__TASK REQUIREMENTS__
Collect every line that includes the string "views".

[Dataset excerpts]

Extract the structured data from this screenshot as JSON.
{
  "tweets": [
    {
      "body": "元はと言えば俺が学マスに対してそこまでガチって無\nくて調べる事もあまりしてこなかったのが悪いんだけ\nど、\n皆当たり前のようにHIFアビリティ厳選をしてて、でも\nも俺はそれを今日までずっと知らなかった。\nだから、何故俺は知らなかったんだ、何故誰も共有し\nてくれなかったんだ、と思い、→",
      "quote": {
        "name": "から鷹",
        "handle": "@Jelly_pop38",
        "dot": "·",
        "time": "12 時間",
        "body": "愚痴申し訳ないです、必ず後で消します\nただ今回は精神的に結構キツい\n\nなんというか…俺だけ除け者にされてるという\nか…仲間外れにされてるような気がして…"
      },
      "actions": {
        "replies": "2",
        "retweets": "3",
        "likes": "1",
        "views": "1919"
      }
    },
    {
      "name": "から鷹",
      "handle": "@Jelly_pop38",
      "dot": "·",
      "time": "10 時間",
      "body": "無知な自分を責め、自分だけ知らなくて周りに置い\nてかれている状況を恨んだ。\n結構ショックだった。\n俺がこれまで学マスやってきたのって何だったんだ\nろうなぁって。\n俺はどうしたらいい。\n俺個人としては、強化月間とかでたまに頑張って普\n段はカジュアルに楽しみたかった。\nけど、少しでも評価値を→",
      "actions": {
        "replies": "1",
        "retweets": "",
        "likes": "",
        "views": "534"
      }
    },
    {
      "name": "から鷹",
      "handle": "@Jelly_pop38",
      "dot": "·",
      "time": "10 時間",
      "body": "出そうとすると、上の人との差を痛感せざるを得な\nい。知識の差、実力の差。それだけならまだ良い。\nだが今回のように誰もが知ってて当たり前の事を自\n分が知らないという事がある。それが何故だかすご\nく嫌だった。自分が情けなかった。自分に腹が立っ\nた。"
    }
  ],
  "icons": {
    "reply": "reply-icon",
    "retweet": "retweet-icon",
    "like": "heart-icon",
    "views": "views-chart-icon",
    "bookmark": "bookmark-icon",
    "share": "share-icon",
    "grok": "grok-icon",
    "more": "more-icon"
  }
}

__SOLUTION FOR THIS TASK__
        "views": "1919"
        "views": "534"
    "views": "views-chart-icon",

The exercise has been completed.